Brief:
Exactly repeat the full listing that follows.

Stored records
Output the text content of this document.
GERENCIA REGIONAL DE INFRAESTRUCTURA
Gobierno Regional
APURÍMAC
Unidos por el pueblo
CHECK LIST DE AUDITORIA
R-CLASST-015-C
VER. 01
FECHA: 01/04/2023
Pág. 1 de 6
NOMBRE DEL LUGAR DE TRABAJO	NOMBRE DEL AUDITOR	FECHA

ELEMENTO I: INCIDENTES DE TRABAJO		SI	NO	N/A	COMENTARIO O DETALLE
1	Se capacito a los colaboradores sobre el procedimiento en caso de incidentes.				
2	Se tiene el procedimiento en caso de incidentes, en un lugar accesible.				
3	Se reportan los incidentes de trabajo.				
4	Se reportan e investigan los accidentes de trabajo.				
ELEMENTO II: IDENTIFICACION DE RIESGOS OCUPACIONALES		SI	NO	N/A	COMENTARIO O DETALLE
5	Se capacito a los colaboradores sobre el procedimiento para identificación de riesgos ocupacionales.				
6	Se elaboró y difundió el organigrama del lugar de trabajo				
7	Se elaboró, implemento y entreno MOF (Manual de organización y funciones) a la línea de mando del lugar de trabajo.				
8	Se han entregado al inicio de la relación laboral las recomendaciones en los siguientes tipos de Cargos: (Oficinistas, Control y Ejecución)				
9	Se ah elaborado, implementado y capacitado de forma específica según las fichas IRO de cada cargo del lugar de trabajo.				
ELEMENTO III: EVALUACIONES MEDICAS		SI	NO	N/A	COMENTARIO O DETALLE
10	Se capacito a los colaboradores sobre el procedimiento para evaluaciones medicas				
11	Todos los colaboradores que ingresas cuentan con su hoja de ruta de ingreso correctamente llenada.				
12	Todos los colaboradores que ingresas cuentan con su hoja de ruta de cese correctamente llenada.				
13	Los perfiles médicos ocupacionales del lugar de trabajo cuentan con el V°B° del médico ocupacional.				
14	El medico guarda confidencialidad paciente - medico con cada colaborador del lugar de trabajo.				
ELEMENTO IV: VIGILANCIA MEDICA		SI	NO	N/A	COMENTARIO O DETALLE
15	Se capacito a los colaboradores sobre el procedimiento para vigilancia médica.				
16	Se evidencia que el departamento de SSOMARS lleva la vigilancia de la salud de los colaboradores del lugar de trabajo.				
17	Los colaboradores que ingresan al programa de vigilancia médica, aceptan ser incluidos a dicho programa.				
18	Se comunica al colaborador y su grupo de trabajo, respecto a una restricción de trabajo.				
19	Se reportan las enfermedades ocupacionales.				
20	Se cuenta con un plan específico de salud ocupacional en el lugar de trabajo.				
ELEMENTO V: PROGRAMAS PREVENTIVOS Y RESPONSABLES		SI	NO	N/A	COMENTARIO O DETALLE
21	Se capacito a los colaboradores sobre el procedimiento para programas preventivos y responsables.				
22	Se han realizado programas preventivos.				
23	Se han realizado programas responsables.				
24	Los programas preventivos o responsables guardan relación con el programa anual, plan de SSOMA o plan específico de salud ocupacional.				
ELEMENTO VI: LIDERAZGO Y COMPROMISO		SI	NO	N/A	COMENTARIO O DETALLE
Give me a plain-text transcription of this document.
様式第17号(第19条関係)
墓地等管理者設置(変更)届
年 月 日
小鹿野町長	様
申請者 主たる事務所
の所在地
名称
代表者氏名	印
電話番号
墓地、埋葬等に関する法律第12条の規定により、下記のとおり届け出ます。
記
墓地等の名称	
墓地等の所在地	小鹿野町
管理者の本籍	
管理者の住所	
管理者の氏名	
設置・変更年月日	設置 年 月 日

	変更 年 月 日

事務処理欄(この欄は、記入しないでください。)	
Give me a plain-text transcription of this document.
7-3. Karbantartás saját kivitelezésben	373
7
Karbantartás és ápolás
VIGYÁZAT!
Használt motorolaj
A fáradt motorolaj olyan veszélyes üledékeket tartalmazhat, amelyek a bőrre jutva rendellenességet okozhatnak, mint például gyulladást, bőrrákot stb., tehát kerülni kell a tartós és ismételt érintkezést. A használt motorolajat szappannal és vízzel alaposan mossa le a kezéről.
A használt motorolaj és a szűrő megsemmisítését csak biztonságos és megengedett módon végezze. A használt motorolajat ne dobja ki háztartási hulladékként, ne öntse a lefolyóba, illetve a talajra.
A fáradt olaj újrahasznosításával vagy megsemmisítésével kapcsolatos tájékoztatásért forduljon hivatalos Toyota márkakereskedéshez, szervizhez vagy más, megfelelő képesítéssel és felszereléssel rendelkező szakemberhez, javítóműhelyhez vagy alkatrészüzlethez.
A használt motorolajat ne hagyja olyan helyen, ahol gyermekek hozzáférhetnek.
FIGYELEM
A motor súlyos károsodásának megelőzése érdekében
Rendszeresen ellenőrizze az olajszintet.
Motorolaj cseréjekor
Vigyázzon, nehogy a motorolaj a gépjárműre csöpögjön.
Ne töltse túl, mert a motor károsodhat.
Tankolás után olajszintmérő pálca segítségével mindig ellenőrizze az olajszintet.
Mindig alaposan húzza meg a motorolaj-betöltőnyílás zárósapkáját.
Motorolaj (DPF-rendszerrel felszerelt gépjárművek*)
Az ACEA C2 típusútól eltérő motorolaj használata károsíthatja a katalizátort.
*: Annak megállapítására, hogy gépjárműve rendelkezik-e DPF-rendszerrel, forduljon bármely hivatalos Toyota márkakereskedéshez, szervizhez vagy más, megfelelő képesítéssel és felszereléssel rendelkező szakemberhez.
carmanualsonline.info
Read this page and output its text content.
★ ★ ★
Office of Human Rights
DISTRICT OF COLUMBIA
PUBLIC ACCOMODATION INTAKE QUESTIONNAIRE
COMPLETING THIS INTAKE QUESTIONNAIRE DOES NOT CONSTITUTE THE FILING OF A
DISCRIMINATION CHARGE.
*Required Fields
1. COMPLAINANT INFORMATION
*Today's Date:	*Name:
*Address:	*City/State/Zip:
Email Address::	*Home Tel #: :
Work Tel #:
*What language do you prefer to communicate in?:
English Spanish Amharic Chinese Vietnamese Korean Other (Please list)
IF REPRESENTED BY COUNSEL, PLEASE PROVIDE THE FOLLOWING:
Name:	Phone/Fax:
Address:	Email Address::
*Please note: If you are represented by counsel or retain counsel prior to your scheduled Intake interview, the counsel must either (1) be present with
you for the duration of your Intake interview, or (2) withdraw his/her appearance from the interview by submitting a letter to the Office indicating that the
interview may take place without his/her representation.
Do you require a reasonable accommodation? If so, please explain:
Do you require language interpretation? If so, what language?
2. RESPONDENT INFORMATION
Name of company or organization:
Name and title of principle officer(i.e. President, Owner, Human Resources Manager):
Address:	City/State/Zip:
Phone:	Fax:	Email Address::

Response to this task:
Output the text content of this document.
GERENCIA REGIONAL DE INFRAESTRUCTURA
Gobierno Regional
APURÍMAC
Unidos por el pueblo
CHECK LIST DE AUDITORIA
R-CLASST-015-C
VER. 01
FECHA: 01/04/2023
Pág. 1 de 6
NOMBRE DEL LUGAR DE TRABAJO	NOMBRE DEL AUDITOR	FECHA

ELEMENTO I: INCIDENTES DE TRABAJO		SI	NO	N/A	COMENTARIO O DETALLE
1	Se capacito a los colaboradores sobre el procedimiento en caso de incidentes.				
2	Se tiene el procedimiento en caso de incidentes, en un lugar accesible.				
3	Se reportan los incidentes de trabajo.				
4	Se reportan e investigan los accidentes de trabajo.				
ELEMENTO II: IDENTIFICACION DE RIESGOS OCUPACIONALES		SI	NO	N/A	COMENTARIO O DETALLE
5	Se capacito a los colaboradores sobre el procedimiento para identificación de riesgos ocupacionales.				
6	Se elaboró y difundió el organigrama del lugar de trabajo				
7	Se elaboró, implemento y entreno MOF (Manual de organización y funciones) a la línea de mando del lugar de trabajo.				
8	Se han entregado al inicio de la relación laboral las recomendaciones en los siguientes tipos de Cargos: (Oficinistas, Control y Ejecución)				
9	Se ah elaborado, implementado y capacitado de forma específica según las fichas IRO de cada cargo del lugar de trabajo.				
ELEMENTO III: EVALUACIONES MEDICAS		SI	NO	N/A	COMENTARIO O DETALLE
10	Se capacito a los colaboradores sobre el procedimiento para evaluaciones medicas				
11	Todos los colaboradores que ingresas cuentan con su hoja de ruta de ingreso correctamente llenada.				
12	Todos los colaboradores que ingresas cuentan con su hoja de ruta de cese correctamente llenada.				
13	Los perfiles médicos ocupacionales del lugar de trabajo cuentan con el V°B° del médico ocupacional.				
14	El medico guarda confidencialidad paciente - medico con cada colaborador del lugar de trabajo.				
ELEMENTO IV: VIGILANCIA MEDICA		SI	NO	N/A	COMENTARIO O DETALLE
15	Se capacito a los colaboradores sobre el procedimiento para vigilancia médica.				
16	Se evidencia que el departamento de SSOMARS lleva la vigilancia de la salud de los colaboradores del lugar de trabajo.				
17	Los colaboradores que ingresan al programa de vigilancia médica, aceptan ser incluidos a dicho programa.				
18	Se comunica al colaborador y su grupo de trabajo, respecto a una restricción de trabajo.				
19	Se reportan las enfermedades ocupacionales.				
20	Se cuenta con un plan específico de salud ocupacional en el lugar de trabajo.				
ELEMENTO V: PROGRAMAS PREVENTIVOS Y RESPONSABLES		SI	NO	N/A	COMENTARIO O DETALLE
21	Se capacito a los colaboradores sobre el procedimiento para programas preventivos y responsables.				
22	Se han realizado programas preventivos.				
23	Se han realizado programas responsables.				
24	Los programas preventivos o responsables guardan relación con el programa anual, plan de SSOMA o plan específico de salud ocupacional.				
ELEMENTO VI: LIDERAZGO Y COMPROMISO		SI	NO	N/A	COMENTARIO O DETALLE
Give me a plain-text transcription of this document.
様式第17号(第19条関係)
墓地等管理者設置(変更)届
年 月 日
小鹿野町長	様
申請者 主たる事務所
の所在地
名称
代表者氏名	印
電話番号
墓地、埋葬等に関する法律第12条の規定により、下記のとおり届け出ます。
記
墓地等の名称	
墓地等の所在地	小鹿野町
管理者の本籍	
管理者の住所	
管理者の氏名	
設置・変更年月日	設置 年 月 日

	変更 年 月 日

事務処理欄(この欄は、記入しないでください。)	
Give me a plain-text transcription of this document.
7-3. Karbantartás saját kivitelezésben	373
7
Karbantartás és ápolás
VIGYÁZAT!
Használt motorolaj
A fáradt motorolaj olyan veszélyes üledékeket tartalmazhat, amelyek a bőrre jutva rendellenességet okozhatnak, mint például gyulladást, bőrrákot stb., tehát kerülni kell a tartós és ismételt érintkezést. A használt motorolajat szappannal és vízzel alaposan mossa le a kezéről.
A használt motorolaj és a szűrő megsemmisítését csak biztonságos és megengedett módon végezze. A használt motorolajat ne dobja ki háztartási hulladékként, ne öntse a lefolyóba, illetve a talajra.
A fáradt olaj újrahasznosításával vagy megsemmisítésével kapcsolatos tájékoztatásért forduljon hivatalos Toyota márkakereskedéshez, szervizhez vagy más, megfelelő képesítéssel és felszereléssel rendelkező szakemberhez, javítóműhelyhez vagy alkatrészüzlethez.
A használt motorolajat ne hagyja olyan helyen, ahol gyermekek hozzáférhetnek.
FIGYELEM
A motor súlyos károsodásának megelőzése érdekében
Rendszeresen ellenőrizze az olajszintet.
Motorolaj cseréjekor
Vigyázzon, nehogy a motorolaj a gépjárműre csöpögjön.
Ne töltse túl, mert a motor károsodhat.
Tankolás után olajszintmérő pálca segítségével mindig ellenőrizze az olajszintet.
Mindig alaposan húzza meg a motorolaj-betöltőnyílás zárósapkáját.
Motorolaj (DPF-rendszerrel felszerelt gépjárművek*)
Az ACEA C2 típusútól eltérő motorolaj használata károsíthatja a katalizátort.
*: Annak megállapítására, hogy gépjárműve rendelkezik-e DPF-rendszerrel, forduljon bármely hivatalos Toyota márkakereskedéshez, szervizhez vagy más, megfelelő képesítéssel és felszereléssel rendelkező szakemberhez.
carmanualsonline.info
Read this page and output its text content.
★ ★ ★
Office of Human Rights
DISTRICT OF COLUMBIA
PUBLIC ACCOMODATION INTAKE QUESTIONNAIRE
COMPLETING THIS INTAKE QUESTIONNAIRE DOES NOT CONSTITUTE THE FILING OF A
DISCRIMINATION CHARGE.
*Required Fields
1. COMPLAINANT INFORMATION
*Today's Date:	*Name:
*Address:	*City/State/Zip:
Email Address::	*Home Tel #: :
Work Tel #:
*What language do you prefer to communicate in?:
English Spanish Amharic Chinese Vietnamese Korean Other (Please list)
IF REPRESENTED BY COUNSEL, PLEASE PROVIDE THE FOLLOWING:
Name:	Phone/Fax:
Address:	Email Address::
*Please note: If you are represented by counsel or retain counsel prior to your scheduled Intake interview, the counsel must either (1) be present with
you for the duration of your Intake interview, or (2) withdraw his/her appearance from the interview by submitting a letter to the Office indicating that the
interview may take place without his/her representation.
Do you require a reasonable accommodation? If so, please explain:
Do you require language interpretation? If so, what language?
2. RESPONDENT INFORMATION
Name of company or organization:
Name and title of principle officer(i.e. President, Owner, Human Resources Manager):
Address:	City/State/Zip:
Phone:	Fax:	Email Address::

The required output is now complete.